_WHAT YOU WILL DO_. From the data that follows, copy every line holding the string "content".

#### INPUT ROWS

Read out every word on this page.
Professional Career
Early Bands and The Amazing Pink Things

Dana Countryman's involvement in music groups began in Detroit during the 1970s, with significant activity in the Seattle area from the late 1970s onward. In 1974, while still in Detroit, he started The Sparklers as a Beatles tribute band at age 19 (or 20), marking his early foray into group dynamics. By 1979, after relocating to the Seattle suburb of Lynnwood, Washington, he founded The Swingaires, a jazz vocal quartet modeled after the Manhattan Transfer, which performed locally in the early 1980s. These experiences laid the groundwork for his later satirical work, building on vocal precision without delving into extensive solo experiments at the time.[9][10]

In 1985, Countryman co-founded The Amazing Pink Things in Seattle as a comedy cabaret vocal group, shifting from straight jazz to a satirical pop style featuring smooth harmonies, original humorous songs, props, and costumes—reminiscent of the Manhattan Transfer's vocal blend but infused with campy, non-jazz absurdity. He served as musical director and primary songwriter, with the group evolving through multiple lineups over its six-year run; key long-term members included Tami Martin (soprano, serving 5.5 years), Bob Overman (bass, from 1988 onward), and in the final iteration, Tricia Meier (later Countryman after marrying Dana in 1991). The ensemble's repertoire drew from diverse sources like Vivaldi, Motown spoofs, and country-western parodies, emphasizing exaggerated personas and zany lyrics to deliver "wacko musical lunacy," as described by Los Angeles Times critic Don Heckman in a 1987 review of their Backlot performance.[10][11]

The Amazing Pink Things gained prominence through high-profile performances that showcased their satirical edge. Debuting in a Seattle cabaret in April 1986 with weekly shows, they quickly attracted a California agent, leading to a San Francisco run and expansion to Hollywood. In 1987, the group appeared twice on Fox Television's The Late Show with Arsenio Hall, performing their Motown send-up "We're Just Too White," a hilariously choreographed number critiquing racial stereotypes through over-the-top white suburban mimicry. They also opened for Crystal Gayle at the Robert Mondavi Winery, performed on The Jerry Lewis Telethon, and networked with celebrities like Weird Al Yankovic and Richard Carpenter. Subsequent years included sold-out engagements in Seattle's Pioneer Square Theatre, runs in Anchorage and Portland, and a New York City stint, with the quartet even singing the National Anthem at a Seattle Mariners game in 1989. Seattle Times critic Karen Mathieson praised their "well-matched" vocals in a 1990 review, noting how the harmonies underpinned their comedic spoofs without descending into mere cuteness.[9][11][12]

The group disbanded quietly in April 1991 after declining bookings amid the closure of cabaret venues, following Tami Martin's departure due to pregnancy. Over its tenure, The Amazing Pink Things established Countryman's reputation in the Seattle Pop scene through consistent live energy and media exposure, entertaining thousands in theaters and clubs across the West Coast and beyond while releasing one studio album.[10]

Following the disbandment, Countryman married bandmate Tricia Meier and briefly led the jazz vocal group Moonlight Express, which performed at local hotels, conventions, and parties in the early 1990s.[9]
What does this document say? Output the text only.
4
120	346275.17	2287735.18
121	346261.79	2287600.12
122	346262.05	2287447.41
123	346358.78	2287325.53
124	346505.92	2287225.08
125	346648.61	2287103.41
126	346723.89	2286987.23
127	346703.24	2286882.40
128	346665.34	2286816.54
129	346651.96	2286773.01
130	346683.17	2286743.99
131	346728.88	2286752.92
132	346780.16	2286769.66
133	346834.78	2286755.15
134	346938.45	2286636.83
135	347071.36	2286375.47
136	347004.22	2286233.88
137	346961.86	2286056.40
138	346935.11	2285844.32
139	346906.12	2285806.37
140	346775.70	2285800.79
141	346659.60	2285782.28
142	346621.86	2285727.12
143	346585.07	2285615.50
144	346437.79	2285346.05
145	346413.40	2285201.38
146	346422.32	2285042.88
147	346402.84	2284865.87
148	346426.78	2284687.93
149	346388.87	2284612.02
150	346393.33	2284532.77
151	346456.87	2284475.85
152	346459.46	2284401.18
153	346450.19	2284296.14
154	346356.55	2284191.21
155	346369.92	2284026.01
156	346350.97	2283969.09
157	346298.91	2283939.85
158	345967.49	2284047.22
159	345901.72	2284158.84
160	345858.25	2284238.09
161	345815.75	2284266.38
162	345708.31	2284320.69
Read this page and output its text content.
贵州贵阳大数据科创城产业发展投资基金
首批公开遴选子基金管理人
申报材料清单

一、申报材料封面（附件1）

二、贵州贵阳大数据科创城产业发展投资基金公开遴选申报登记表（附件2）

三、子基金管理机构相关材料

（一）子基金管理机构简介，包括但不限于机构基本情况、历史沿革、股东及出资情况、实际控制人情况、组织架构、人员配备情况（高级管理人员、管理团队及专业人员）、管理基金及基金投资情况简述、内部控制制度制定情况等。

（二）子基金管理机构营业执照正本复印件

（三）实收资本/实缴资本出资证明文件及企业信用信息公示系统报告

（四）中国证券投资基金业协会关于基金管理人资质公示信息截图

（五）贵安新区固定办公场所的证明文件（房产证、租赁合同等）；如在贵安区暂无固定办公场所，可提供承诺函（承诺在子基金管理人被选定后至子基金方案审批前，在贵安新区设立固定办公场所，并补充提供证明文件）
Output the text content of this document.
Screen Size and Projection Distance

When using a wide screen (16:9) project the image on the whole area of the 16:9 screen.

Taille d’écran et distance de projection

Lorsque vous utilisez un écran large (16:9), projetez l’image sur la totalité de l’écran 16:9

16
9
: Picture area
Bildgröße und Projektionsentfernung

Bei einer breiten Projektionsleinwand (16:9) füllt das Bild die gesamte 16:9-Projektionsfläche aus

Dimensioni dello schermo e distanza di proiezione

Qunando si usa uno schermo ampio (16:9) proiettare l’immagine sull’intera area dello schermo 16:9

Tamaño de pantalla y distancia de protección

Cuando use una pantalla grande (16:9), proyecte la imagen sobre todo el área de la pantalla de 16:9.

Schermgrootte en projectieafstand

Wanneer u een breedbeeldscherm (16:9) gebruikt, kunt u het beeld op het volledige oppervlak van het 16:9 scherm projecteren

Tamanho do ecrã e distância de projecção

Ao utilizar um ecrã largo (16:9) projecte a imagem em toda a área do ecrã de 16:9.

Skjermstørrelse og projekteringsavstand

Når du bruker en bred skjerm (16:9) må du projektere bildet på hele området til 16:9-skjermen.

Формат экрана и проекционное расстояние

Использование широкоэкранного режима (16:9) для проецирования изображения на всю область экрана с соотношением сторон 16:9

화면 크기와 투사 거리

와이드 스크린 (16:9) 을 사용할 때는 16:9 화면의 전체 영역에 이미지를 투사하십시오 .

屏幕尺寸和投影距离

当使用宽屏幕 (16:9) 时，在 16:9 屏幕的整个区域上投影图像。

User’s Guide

########

_OUTPUT_.
Read this page and output its text content.
Output the text content of this document.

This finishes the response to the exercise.